## Your instructions
Comb through the entries for "usually" and pull out each line that holds it.

## Some records
※

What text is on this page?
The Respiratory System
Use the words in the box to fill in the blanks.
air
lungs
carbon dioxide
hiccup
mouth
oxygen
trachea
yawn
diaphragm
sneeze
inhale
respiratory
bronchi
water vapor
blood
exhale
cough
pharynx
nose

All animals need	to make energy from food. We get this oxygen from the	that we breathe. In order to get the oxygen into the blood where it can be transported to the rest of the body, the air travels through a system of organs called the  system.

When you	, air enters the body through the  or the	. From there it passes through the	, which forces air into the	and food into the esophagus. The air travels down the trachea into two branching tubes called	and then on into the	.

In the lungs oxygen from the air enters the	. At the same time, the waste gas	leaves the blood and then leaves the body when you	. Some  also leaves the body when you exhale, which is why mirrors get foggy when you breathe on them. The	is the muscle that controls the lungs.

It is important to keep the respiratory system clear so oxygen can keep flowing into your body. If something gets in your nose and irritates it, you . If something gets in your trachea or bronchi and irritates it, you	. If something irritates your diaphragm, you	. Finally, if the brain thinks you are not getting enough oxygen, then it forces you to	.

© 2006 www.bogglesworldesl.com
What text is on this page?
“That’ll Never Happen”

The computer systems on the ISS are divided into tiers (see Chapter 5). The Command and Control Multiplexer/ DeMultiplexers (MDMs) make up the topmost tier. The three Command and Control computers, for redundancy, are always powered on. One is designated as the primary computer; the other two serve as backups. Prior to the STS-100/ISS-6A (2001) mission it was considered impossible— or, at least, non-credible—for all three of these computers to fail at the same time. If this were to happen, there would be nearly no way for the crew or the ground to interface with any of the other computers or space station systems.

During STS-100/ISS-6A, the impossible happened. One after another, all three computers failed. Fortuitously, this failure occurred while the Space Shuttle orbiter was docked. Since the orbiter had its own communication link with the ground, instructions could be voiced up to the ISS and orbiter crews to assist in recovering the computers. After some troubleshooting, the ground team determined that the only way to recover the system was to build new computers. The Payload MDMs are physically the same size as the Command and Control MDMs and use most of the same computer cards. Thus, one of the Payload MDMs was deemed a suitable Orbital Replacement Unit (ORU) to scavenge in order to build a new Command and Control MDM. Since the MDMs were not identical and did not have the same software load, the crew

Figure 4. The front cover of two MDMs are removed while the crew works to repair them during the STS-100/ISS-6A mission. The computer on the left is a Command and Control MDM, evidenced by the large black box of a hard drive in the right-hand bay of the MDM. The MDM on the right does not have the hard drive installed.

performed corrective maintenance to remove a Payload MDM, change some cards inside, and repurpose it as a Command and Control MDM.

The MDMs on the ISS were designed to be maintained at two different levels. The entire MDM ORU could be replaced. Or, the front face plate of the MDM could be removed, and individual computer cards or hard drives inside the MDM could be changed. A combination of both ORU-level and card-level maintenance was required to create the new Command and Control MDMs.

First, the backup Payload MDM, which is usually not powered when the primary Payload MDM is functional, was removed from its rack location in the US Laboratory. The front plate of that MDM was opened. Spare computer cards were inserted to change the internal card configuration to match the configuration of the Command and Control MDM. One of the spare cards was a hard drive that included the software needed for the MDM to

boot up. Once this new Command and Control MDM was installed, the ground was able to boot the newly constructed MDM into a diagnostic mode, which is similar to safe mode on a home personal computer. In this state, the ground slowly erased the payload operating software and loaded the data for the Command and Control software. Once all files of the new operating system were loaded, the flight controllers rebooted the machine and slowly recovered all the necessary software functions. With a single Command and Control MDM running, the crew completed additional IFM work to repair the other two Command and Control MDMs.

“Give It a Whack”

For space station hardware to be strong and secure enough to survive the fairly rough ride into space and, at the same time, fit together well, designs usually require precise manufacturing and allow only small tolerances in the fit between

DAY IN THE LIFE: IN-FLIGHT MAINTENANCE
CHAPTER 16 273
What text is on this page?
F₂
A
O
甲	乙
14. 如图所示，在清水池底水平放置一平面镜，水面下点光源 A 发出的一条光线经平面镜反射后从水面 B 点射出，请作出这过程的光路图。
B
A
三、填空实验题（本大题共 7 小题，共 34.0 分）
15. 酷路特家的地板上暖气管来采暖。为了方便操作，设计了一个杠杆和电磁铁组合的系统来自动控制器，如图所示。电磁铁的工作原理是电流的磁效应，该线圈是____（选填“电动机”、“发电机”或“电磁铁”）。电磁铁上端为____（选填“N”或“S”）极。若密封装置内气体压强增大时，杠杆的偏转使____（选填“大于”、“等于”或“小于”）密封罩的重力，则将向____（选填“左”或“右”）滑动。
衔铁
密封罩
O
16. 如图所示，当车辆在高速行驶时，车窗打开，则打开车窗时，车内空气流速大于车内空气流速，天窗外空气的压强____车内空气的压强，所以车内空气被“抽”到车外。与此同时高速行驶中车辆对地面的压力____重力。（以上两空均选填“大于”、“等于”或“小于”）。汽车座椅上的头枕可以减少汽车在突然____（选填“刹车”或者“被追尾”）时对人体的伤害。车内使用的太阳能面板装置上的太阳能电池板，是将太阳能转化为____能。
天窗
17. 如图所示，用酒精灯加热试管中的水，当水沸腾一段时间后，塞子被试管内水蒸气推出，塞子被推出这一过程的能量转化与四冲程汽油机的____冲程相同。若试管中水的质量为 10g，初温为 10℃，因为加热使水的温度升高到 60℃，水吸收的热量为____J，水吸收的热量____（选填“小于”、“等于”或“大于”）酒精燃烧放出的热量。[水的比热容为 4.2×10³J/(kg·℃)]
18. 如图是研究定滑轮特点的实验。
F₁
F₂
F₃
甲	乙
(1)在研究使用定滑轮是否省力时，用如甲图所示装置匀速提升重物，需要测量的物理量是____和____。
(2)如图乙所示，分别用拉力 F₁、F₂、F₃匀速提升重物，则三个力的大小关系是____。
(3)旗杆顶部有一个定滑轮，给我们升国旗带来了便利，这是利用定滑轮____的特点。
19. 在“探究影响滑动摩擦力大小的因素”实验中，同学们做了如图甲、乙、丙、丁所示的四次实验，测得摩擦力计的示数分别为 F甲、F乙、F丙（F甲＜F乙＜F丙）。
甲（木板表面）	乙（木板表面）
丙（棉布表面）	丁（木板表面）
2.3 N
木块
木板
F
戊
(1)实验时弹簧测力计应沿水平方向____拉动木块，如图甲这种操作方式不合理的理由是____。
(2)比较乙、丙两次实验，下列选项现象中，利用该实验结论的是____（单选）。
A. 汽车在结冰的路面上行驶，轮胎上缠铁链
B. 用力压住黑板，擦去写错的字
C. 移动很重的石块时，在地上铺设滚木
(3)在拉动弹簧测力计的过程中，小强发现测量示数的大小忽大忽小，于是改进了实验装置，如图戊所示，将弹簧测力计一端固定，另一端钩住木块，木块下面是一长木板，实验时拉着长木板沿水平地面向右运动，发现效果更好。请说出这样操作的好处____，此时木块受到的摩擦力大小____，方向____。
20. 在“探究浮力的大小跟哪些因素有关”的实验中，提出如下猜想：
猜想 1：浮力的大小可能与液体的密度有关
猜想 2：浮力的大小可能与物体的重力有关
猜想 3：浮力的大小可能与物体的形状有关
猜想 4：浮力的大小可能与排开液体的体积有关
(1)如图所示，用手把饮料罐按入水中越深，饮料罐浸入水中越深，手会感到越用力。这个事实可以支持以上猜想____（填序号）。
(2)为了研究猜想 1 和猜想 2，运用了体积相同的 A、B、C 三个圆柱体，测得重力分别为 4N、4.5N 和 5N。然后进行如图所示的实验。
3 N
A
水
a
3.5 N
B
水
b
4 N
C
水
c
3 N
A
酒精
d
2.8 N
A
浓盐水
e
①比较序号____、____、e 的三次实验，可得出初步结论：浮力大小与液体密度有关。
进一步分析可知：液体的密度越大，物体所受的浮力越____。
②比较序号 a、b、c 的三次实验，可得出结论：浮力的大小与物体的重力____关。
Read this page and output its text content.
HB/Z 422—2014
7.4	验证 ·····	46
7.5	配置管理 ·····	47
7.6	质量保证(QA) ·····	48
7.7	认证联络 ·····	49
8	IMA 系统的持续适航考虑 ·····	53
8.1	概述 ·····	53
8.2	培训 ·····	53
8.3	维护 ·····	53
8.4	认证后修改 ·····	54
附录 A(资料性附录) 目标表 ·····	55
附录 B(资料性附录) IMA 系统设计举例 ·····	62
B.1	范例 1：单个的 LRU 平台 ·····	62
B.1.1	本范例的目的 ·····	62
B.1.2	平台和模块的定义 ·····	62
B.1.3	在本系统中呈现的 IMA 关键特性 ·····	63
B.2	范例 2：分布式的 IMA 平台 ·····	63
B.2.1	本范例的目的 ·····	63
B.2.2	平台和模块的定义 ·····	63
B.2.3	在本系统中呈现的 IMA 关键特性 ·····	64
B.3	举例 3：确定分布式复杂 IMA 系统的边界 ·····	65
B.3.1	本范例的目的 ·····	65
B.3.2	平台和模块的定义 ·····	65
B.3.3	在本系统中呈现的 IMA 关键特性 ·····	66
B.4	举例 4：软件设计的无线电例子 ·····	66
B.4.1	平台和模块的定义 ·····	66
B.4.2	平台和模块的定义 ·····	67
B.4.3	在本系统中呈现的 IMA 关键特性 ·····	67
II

※

## Response for this exercise
First, the backup Payload MDM, which is usually not powered when the primary Payload MDM is functional, was removed from its rack location in the US Laboratory. The front plate of that MDM was opened. Spare computer cards were inserted to change the internal card configuration to match the configuration of the Command and Control MDM. One of the spare cards was a hard drive that included the software needed for the MDM to
For space station hardware to be strong and secure enough to survive the fairly rough ride into space and, at the same time, fit together well, designs usually require precise manufacturing and allow only small tolerances in the fit between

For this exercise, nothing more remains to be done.